§ Written exercise 1:
In the records, swap "heart-outline-icon" for "like-icon" in the part that opens with the line containing "13, 910, 46]" and closes with the line containing "1859, 732, 1896]". Return only those lines, with nothing else altered.

§ Extracted text:
##########

The nonrelativistic impulse approximation (NRIA) was first developed by DuMond in the 1930s [12,13,14]. In the 1970s, Eisenberger and Platzman re-derived the NRIA formulation based on the more accurate scattering matrix (SM) approach. It is shown that NRIA can be viewed as the leading order approximation of SM approach [15,16,17,18]. In NRIA, the DDCS of Compton scattering is given by [14,15]

(15)$\begin{array}{ccc}\hfill {\left(\frac{d^2\sigma }{d{\omega }_{f}d{\Omega }_f}\right)}_{\mathrm{NRIA}}& =& \frac{r_0^2}{2}\frac{m_e}{K}\frac{{\omega }_f}{{\omega }_i}(1+{cos}^2\theta )J\left(p_z\right)\hfill \\ & =& Y_{\mathrm{NRIA}}·J\left(p_z\right)\hfill \end{array}$

Here, K is the modulus of the momentum transfer vector $\mathit{K}\equiv {\mathit{k}}_f-{\mathit{k}}_i$ in Compton scattering process, and $p_z$ is given by

(16)$p_z=\frac{K}{2}-\frac{m_e({\omega }_i-{\omega }_f)}{K}$

In Equation (15), the factor $Y_{\mathrm{NRIA}}=r_0^2{m}_e{\omega }_f(1+{cos}^2\theta )/2K{\omega }_i$ relies on the dynamical and kinematical properties of Compton scattering process in the nonrelativistic limit. The $J\left(p_z\right)$ is a factor coming from the many-body effects in atomic or molecular systems, which is known as the “Compton profile” [24]

(17)$J\left(p_z\right)\equiv \int \int \rho \left(\mathit{p}\right)d{p}_{x}d{p}_y$

(18)$J\left(p_z\right)=2\pi \underset{|p_z|}{\overset{\infty }{\int }}p\rho \left(p\right)dp$

In these cases, the Compton profile $J\left(p_z\right)$ is bell-shaped and axisymmetric around the $p_z=0$ axis. However, many of the molecular or condensed matter systems do not have this spherical symmetric property.

##########

§ Records for processing:
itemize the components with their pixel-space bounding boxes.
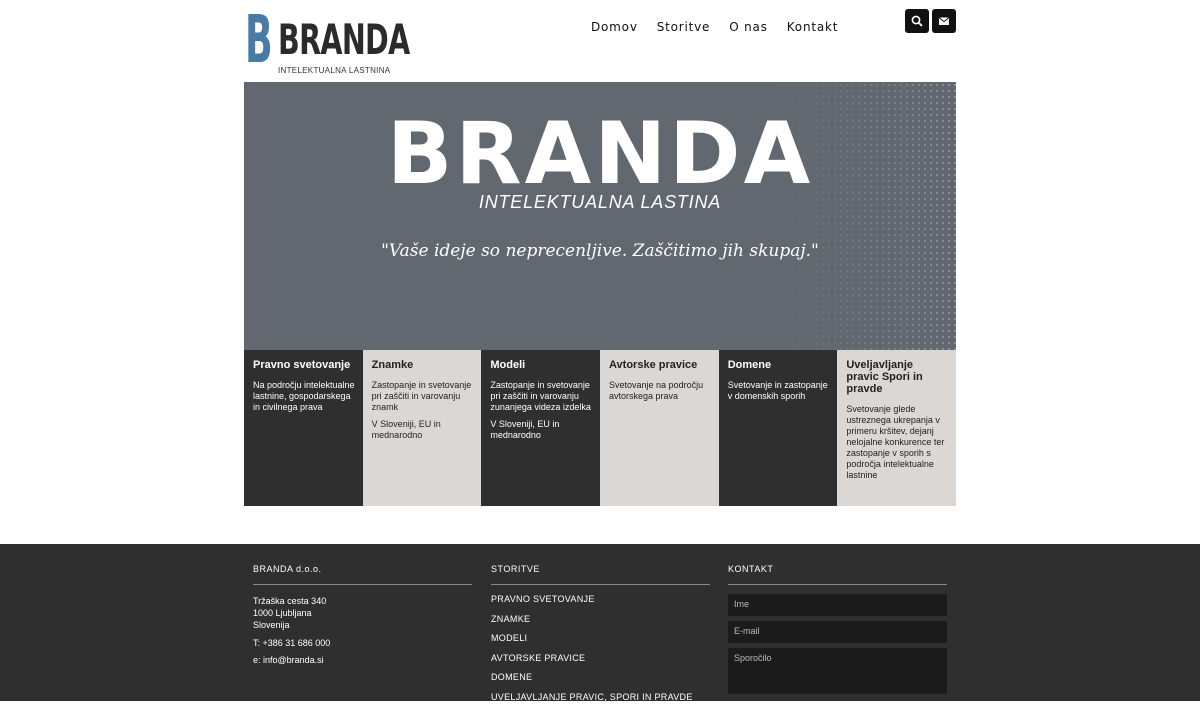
footer-link-avtorske-pravice[interactable]: AVTORSKE PRAVICE [491, 653, 710, 673]
service-card-domene[interactable]: Domene Svetovanje in zastopanje v domens… [719, 350, 838, 506]
logo-name: BRANDA [278, 15, 410, 65]
service-title: Uveljavljanje pravic Spori in pravde [846, 359, 948, 395]
footer-company-column: BRANDA d.o.o. Tržaška cesta 340 1000 Lju… [253, 564, 472, 665]
service-description: Zastopanje in svetovanje pri zaščiti in … [490, 380, 592, 413]
main-nav: Domov Storitve O nas Kontakt [591, 20, 838, 34]
envelope-icon [938, 15, 950, 27]
brand-logo[interactable]: B BRANDA INTELEKTUALNA LASTNINA [245, 5, 385, 77]
site-footer: BRANDA d.o.o. Tržaška cesta 340 1000 Lju… [0, 544, 1200, 701]
hero-subtitle: INTELEKTUALNA LASTINA [244, 192, 956, 213]
hero-banner: BRANDA INTELEKTUALNA LASTINA "Vaše ideje… [244, 82, 956, 350]
footer-contact-column: KONTAKT Ime E-mail Sporočilo [728, 564, 947, 694]
service-card-pravno-svetovanje[interactable]: Pravno svetovanje Na področju intelektua… [244, 350, 363, 506]
search-icon [911, 15, 923, 27]
footer-link-domene[interactable]: DOMENE [491, 672, 710, 692]
footer-contact-heading: KONTAKT [728, 564, 947, 574]
divider [491, 584, 710, 585]
footer-link-pravno-svetovanje[interactable]: PRAVNO SVETOVANJE [491, 594, 710, 614]
nav-item-kontakt[interactable]: Kontakt [787, 20, 839, 34]
nav-item-domov[interactable]: Domov [591, 20, 638, 34]
footer-phone[interactable]: T: +386 31 686 000 [253, 638, 472, 648]
address-city: 1000 Ljubljana [253, 607, 472, 619]
services-grid: Pravno svetovanje Na področju intelektua… [244, 350, 956, 506]
service-card-uveljavljanje-pravic[interactable]: Uveljavljanje pravic Spori in pravde Sve… [837, 350, 956, 506]
service-card-avtorske-pravice[interactable]: Avtorske pravice Svetovanje na področju … [600, 350, 719, 506]
hero-quote: "Vaše ideje so neprecenljive. Zaščitimo … [244, 241, 956, 261]
service-title: Avtorske pravice [609, 359, 711, 371]
name-field[interactable]: Ime [728, 594, 947, 616]
address-street: Tržaška cesta 340 [253, 595, 472, 607]
footer-email[interactable]: e: info@branda.si [253, 655, 472, 665]
footer-services-list: PRAVNO SVETOVANJE ZNAMKE MODELI AVTORSKE… [491, 594, 710, 711]
service-title: Pravno svetovanje [253, 359, 355, 371]
logo-tagline: INTELEKTUALNA LASTNINA [278, 66, 390, 75]
service-description: Svetovanje glede ustreznega ukrepanja v … [846, 404, 948, 481]
service-description: Na področju intelektualne lastnine, gosp… [253, 380, 355, 413]
service-description: Svetovanje in zastopanje v domenskih spo… [728, 380, 830, 402]
footer-services-heading: STORITVE [491, 564, 710, 574]
search-button[interactable] [905, 9, 929, 33]
hero-title: BRANDA [244, 104, 956, 204]
service-title: Domene [728, 359, 830, 371]
address-country: Slovenija [253, 619, 472, 631]
nav-item-o-nas[interactable]: O nas [729, 20, 767, 34]
footer-address: Tržaška cesta 340 1000 Ljubljana Sloveni… [253, 595, 472, 631]
service-scope: V Sloveniji, EU in mednarodno [372, 419, 474, 441]
message-field[interactable]: Sporočilo [728, 648, 947, 694]
service-title: Modeli [490, 359, 592, 371]
footer-services-column: STORITVE PRAVNO SVETOVANJE ZNAMKE MODELI… [491, 564, 710, 711]
divider [253, 584, 472, 585]
service-title: Znamke [372, 359, 474, 371]
contact-mail-button[interactable] [932, 9, 956, 33]
footer-link-modeli[interactable]: MODELI [491, 633, 710, 653]
service-scope: V Sloveniji, EU in mednarodno [490, 419, 592, 441]
divider [728, 584, 947, 585]
footer-link-uveljavljanje-pravic[interactable]: UVELJAVLJANJE PRAVIC, SPORI IN PRAVDE [491, 692, 710, 711]
footer-company-heading: BRANDA d.o.o. [253, 564, 472, 574]
service-description: Zastopanje in svetovanje pri zaščiti in … [372, 380, 474, 413]
nav-item-storitve[interactable]: Storitve [657, 20, 711, 34]
service-card-znamke[interactable]: Znamke Zastopanje in svetovanje pri zašč… [363, 350, 482, 506]
email-field[interactable]: E-mail [728, 621, 947, 643]
logo-letter: B [245, 5, 273, 75]
service-card-modeli[interactable]: Modeli Zastopanje in svetovanje pri zašč… [481, 350, 600, 506]
service-description: Svetovanje na področju avtorskega prava [609, 380, 711, 402]
footer-link-znamke[interactable]: ZNAMKE [491, 614, 710, 634]
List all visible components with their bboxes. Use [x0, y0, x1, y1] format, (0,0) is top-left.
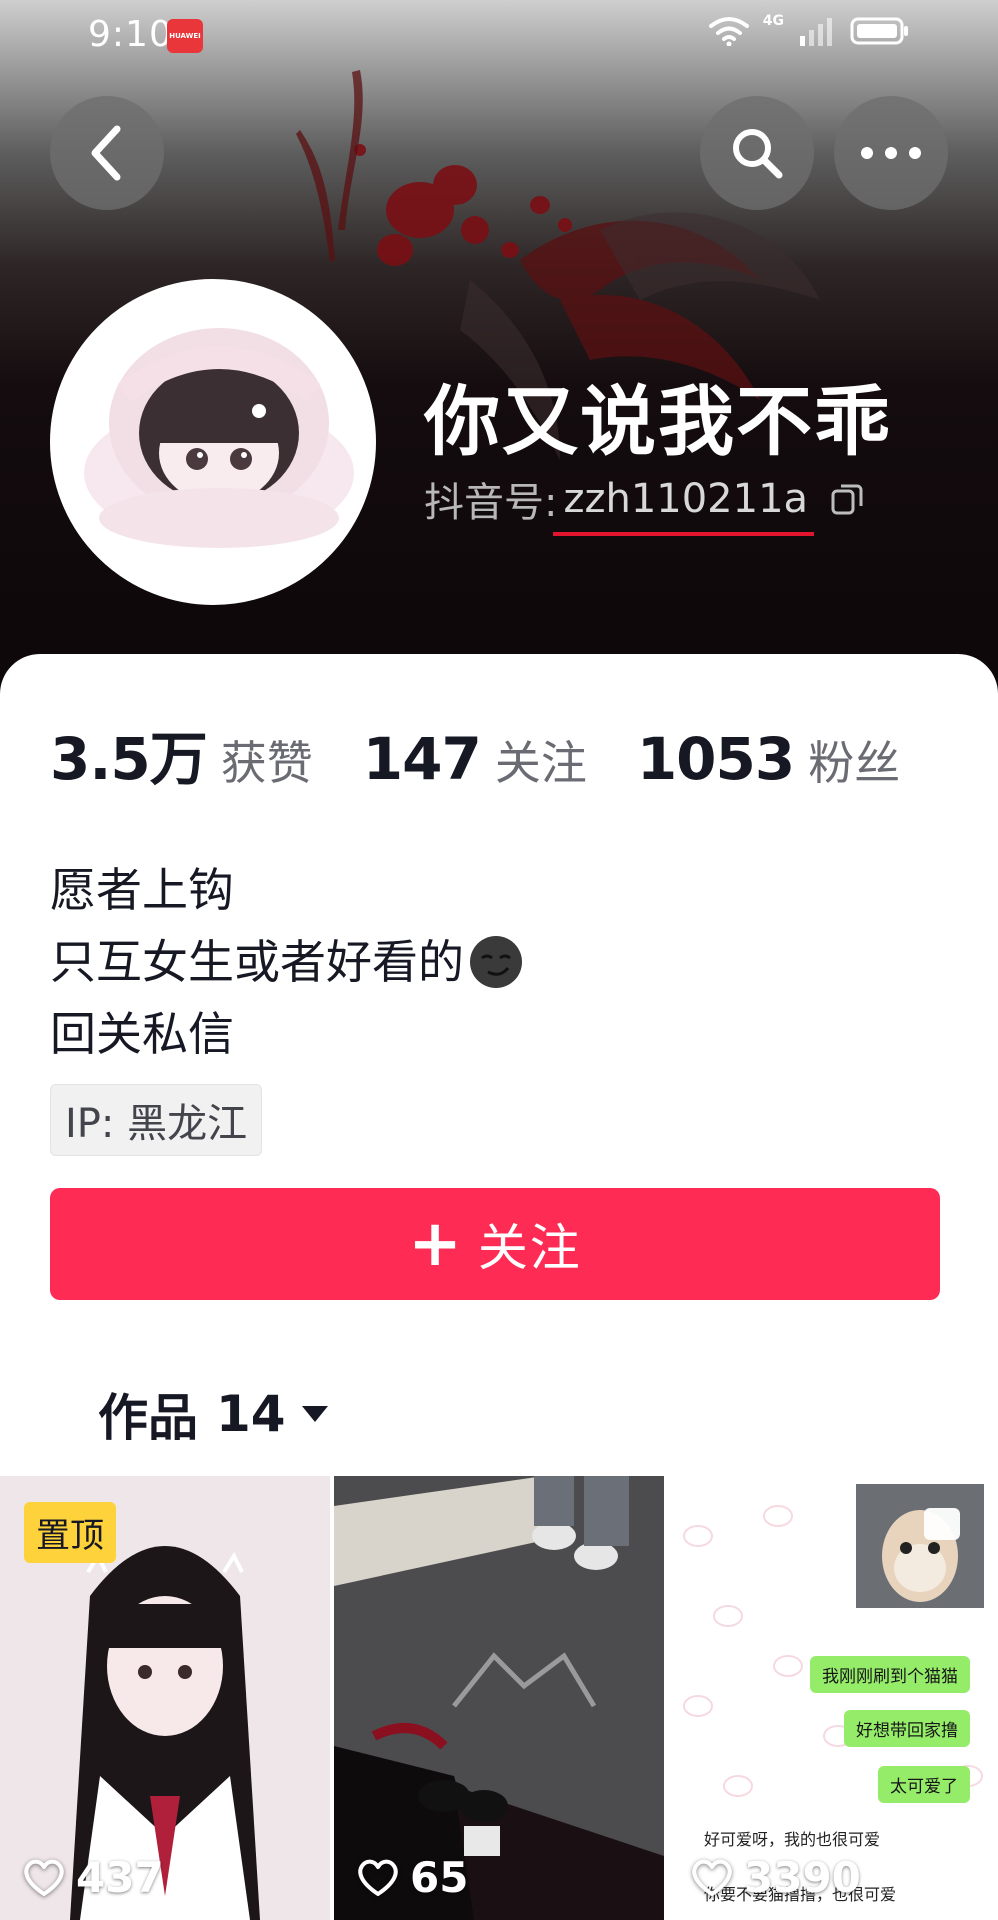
status-indicators: 4G	[708, 13, 910, 46]
stat-following[interactable]: 147 关注	[363, 725, 587, 793]
avatar[interactable]	[50, 279, 376, 605]
bio-line: 愿者上钩	[50, 863, 234, 917]
heart-outline-icon	[692, 1859, 732, 1896]
profile-banner: 9:10 HUAWEI 4G 你又说我不乖 抖音号: zzh110211a	[0, 0, 998, 700]
chat-bubble: 我刚刚刷到个猫猫	[810, 1656, 970, 1693]
likes-count: 3390	[744, 1853, 861, 1902]
heart-outline-icon	[358, 1859, 398, 1896]
video-tile[interactable]: 65	[334, 1476, 664, 1920]
search-button[interactable]	[700, 96, 814, 210]
stat-label: 关注	[494, 736, 587, 790]
douyin-id-value: zzh110211a	[553, 476, 814, 536]
video-tile[interactable]: 我刚刚刷到个猫猫 好想带回家撸 太可爱了 好可爱呀，我的也很可爱 你要不要猫撸撸…	[668, 1476, 998, 1920]
chat-reply-text: 好可爱呀，我的也很可爱	[704, 1830, 881, 1849]
likes-count: 437	[76, 1853, 164, 1902]
likes-count: 65	[410, 1853, 469, 1902]
wifi-icon	[708, 17, 749, 46]
more-dots-icon	[861, 147, 921, 159]
search-icon	[733, 129, 783, 179]
profile-info-sheet: 3.5万 获赞 147 关注 1053 粉丝 愿者上钩 只互女生或者好看的 回关…	[0, 654, 998, 1474]
profile-page: 9:10 HUAWEI 4G 你又说我不乖 抖音号: zzh110211a 3.…	[0, 0, 998, 1920]
stat-value: 1053	[636, 725, 795, 793]
profile-bio: 愿者上钩 只互女生或者好看的 回关私信	[50, 854, 524, 1070]
status-time: 9:10	[88, 14, 173, 55]
video-likes: 65	[356, 1853, 468, 1902]
chat-bubble: 好想带回家撸	[844, 1710, 970, 1747]
profile-nickname: 你又说我不乖	[424, 377, 892, 466]
smirk-emoji-icon	[470, 936, 522, 988]
works-tab-count: 14	[216, 1385, 286, 1443]
stat-followers[interactable]: 1053 粉丝	[637, 725, 900, 793]
caret-down-icon	[300, 1404, 330, 1424]
stat-value: 3.5万	[50, 725, 208, 793]
chevron-left-icon	[91, 125, 121, 181]
stat-label: 获赞	[220, 736, 313, 790]
status-bar: 9:10 HUAWEI 4G	[0, 0, 998, 72]
heart-outline-icon	[24, 1859, 64, 1896]
stat-likes[interactable]: 3.5万 获赞	[50, 712, 313, 796]
bio-line: 回关私信	[50, 1007, 234, 1061]
copy-icon	[831, 484, 863, 515]
video-grid: 置顶 437 65 我刚刚刷到个猫猫 好想带回家撸 太可爱了 好可爱呀，我的也很…	[0, 1476, 998, 1920]
tab-works[interactable]: 作品 14	[98, 1378, 330, 1450]
bio-line: 只互女生或者好看的	[50, 926, 524, 998]
ip-location-tag: IP: 黑龙江	[50, 1084, 263, 1156]
bio-line-text: 只互女生或者好看的	[50, 935, 464, 989]
copy-id-button[interactable]	[830, 482, 864, 516]
follow-button-label: 关注	[477, 1219, 582, 1277]
works-tab-label: 作品	[98, 1389, 198, 1447]
video-likes: 437	[22, 1853, 164, 1902]
more-button[interactable]	[834, 96, 948, 210]
douyin-id-label: 抖音号:	[424, 480, 558, 526]
douyin-id-row: 抖音号: zzh110211a	[424, 470, 864, 536]
back-button[interactable]	[50, 96, 164, 210]
plus-icon: +	[408, 1207, 464, 1281]
stat-value: 147	[362, 725, 482, 793]
video-tile[interactable]: 置顶 437	[0, 1476, 330, 1920]
follow-button[interactable]: + 关注	[50, 1188, 940, 1300]
chat-bubble: 太可爱了	[878, 1766, 970, 1803]
signal-icon	[800, 18, 832, 46]
huawei-app-badge: HUAWEI	[167, 19, 203, 53]
pinned-badge: 置顶	[24, 1502, 116, 1563]
avatar-illustration	[54, 283, 372, 601]
battery-icon	[850, 17, 908, 45]
network-type-label: 4G	[762, 13, 784, 29]
video-likes: 3390	[690, 1853, 861, 1902]
stat-label: 粉丝	[808, 736, 901, 790]
profile-stats: 3.5万 获赞 147 关注 1053 粉丝	[50, 712, 950, 796]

##########

§ Written exercise 2:
Restate as a short list the paragraph of the Compton scattering text that begins "The nonrelativistic impulse approximation (NRIA) was first developed," keeping its main facts.

§ Result 1:
status-indicators: 4G	[708, 13, 910, 46]
stat-following[interactable]: 147 关注	[363, 725, 587, 793]
avatar[interactable]	[50, 279, 376, 605]
bio-line: 愿者上钩	[50, 863, 234, 917]
like-icon	[692, 1859, 732, 1896]

§ Result 2:
- DuMond first developed the nonrelativistic impulse approximation (NRIA) in the 1930s.
- In the 1970s, Eisenberger and Platzman re-derived the NRIA formulation from the more accurate scattering matrix (SM) approach.
- NRIA can be viewed as the leading-order approximation of the SM approach.
- NRIA supplies an expression for the DDCS of Compton scattering.